Short exercise:
Every record must be written out once more, with nothing added or omitted.

Given records:
※ ※ ※

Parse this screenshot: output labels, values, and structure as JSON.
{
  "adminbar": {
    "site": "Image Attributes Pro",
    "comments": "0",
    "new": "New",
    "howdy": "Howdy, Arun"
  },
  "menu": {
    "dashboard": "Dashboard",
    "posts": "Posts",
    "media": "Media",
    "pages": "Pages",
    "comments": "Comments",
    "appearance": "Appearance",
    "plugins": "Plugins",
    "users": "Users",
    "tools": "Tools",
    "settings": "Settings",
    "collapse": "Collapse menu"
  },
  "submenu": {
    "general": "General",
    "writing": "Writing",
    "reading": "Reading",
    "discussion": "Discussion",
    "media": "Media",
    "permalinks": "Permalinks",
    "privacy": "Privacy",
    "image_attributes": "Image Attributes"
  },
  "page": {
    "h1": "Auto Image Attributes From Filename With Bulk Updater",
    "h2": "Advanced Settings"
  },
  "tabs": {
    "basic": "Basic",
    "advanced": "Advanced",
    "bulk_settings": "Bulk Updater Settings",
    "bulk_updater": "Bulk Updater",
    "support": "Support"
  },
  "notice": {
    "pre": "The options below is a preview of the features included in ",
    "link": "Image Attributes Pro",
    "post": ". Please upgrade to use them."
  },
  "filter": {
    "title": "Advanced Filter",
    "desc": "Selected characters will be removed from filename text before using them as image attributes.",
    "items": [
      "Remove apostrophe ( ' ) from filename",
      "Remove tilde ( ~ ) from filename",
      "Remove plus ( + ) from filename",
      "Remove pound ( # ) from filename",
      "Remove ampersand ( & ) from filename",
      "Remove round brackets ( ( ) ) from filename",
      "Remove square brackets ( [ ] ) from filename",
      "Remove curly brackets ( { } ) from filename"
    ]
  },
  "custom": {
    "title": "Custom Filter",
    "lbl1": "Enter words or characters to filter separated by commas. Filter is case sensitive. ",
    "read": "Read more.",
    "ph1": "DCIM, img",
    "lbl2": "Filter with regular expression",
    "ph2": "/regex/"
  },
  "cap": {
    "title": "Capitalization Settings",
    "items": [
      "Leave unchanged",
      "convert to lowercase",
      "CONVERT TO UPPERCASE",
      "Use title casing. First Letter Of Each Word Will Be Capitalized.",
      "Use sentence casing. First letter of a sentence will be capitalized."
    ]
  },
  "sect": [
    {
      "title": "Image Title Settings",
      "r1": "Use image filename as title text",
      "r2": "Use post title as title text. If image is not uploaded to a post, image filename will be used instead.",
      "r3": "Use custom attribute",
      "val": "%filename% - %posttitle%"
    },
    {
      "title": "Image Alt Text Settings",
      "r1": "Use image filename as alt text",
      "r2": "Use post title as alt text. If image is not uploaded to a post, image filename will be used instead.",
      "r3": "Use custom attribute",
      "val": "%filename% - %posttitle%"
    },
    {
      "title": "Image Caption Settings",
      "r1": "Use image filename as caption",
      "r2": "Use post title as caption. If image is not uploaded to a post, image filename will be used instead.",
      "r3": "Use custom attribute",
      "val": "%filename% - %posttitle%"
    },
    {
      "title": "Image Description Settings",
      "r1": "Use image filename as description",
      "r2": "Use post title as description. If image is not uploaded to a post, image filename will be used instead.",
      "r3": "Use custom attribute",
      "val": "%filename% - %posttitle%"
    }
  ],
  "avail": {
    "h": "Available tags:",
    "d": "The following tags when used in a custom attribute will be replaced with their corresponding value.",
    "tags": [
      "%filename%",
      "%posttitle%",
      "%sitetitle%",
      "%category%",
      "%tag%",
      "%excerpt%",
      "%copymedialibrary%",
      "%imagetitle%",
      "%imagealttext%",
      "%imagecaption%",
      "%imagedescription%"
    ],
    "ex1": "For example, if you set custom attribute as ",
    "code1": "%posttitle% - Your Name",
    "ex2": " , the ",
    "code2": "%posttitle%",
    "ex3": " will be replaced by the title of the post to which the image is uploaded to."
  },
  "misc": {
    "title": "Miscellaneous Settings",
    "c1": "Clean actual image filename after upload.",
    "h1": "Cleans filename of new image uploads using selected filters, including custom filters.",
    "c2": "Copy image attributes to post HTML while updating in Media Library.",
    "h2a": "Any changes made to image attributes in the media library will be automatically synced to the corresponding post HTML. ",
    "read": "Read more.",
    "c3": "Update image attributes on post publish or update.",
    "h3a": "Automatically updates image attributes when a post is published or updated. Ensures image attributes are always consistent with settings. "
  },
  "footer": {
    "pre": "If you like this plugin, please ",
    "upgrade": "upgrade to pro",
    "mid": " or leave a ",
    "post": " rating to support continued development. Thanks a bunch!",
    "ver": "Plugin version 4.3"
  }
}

※ ※ ※

Response to this task:
Parse this screenshot: output labels, values, and structure as JSON.
{
  "adminbar": {
    "site": "Image Attributes Pro",
    "comments": "0",
    "new": "New",
    "howdy": "Howdy, Arun"
  },
  "menu": {
    "dashboard": "Dashboard",
    "posts": "Posts",
    "media": "Media",
    "pages": "Pages",
    "comments": "Comments",
    "appearance": "Appearance",
    "plugins": "Plugins",
    "users": "Users",
    "tools": "Tools",
    "settings": "Settings",
    "collapse": "Collapse menu"
  },
  "submenu": {
    "general": "General",
    "writing": "Writing",
    "reading": "Reading",
    "discussion": "Discussion",
    "media": "Media",
    "permalinks": "Permalinks",
    "privacy": "Privacy",
    "image_attributes": "Image Attributes"
  },
  "page": {
    "h1": "Auto Image Attributes From Filename With Bulk Updater",
    "h2": "Advanced Settings"
  },
  "tabs": {
    "basic": "Basic",
    "advanced": "Advanced",
    "bulk_settings": "Bulk Updater Settings",
    "bulk_updater": "Bulk Updater",
    "support": "Support"
  },
  "notice": {
    "pre": "The options below is a preview of the features included in ",
    "link": "Image Attributes Pro",
    "post": ". Please upgrade to use them."
  },
  "filter": {
    "title": "Advanced Filter",
    "desc": "Selected characters will be removed from filename text before using them as image attributes.",
    "items": [
      "Remove apostrophe ( ' ) from filename",
      "Remove tilde ( ~ ) from filename",
      "Remove plus ( + ) from filename",
      "Remove pound ( # ) from filename",
      "Remove ampersand ( & ) from filename",
      "Remove round brackets ( ( ) ) from filename",
      "Remove square brackets ( [ ] ) from filename",
      "Remove curly brackets ( { } ) from filename"
    ]
  },
  "custom": {
    "title": "Custom Filter",
    "lbl1": "Enter words or characters to filter separated by commas. Filter is case sensitive. ",
    "read": "Read more.",
    "ph1": "DCIM, img",
    "lbl2": "Filter with regular expression",
    "ph2": "/regex/"
  },
  "cap": {
    "title": "Capitalization Settings",
    "items": [
      "Leave unchanged",
      "convert to lowercase",
      "CONVERT TO UPPERCASE",
      "Use title casing. First Letter Of Each Word Will Be Capitalized.",
      "Use sentence casing. First letter of a sentence will be capitalized."
    ]
  },
  "sect": [
    {
      "title": "Image Title Settings",
      "r1": "Use image filename as title text",
      "r2": "Use post title as title text. If image is not uploaded to a post, image filename will be used instead.",
      "r3": "Use custom attribute",
      "val": "%filename% - %posttitle%"
    },
    {
      "title": "Image Alt Text Settings",
      "r1": "Use image filename as alt text",
      "r2": "Use post title as alt text. If image is not uploaded to a post, image filename will be used instead.",
      "r3": "Use custom attribute",
      "val": "%filename% - %posttitle%"
    },
    {
      "title": "Image Caption Settings",
      "r1": "Use image filename as caption",
      "r2": "Use post title as caption. If image is not uploaded to a post, image filename will be used instead.",
      "r3": "Use custom attribute",
      "val": "%filename% - %posttitle%"
    },
    {
      "title": "Image Description Settings",
      "r1": "Use image filename as description",
      "r2": "Use post title as description. If image is not uploaded to a post, image filename will be used instead.",
      "r3": "Use custom attribute",
      "val": "%filename% - %posttitle%"
    }
  ],
  "avail": {
    "h": "Available tags:",
    "d": "The following tags when used in a custom attribute will be replaced with their corresponding value.",
    "tags": [
      "%filename%",
      "%posttitle%",
      "%sitetitle%",
      "%category%",
      "%tag%",
      "%excerpt%",
      "%copymedialibrary%",
      "%imagetitle%",
      "%imagealttext%",
      "%imagecaption%",
      "%imagedescription%"
    ],
    "ex1": "For example, if you set custom attribute as ",
    "code1": "%posttitle% - Your Name",
    "ex2": " , the ",
    "code2": "%posttitle%",
    "ex3": " will be replaced by the title of the post to which the image is uploaded to."
  },
  "misc": {
    "title": "Miscellaneous Settings",
    "c1": "Clean actual image filename after upload.",
    "h1": "Cleans filename of new image uploads using selected filters, including custom filters.",
    "c2": "Copy image attributes to post HTML while updating in Media Library.",
    "h2a": "Any changes made to image attributes in the media library will be automatically synced to the corresponding post HTML. ",
    "read": "Read more.",
    "c3": "Update image attributes on post publish or update.",
    "h3a": "Automatically updates image attributes when a post is published or updated. Ensures image attributes are always consistent with settings. "
  },
  "footer": {
    "pre": "If you like this plugin, please ",
    "upgrade": "upgrade to pro",
    "mid": " or leave a ",
    "post": " rating to support continued development. Thanks a bunch!",
    "ver": "Plugin version 4.3"
  }
}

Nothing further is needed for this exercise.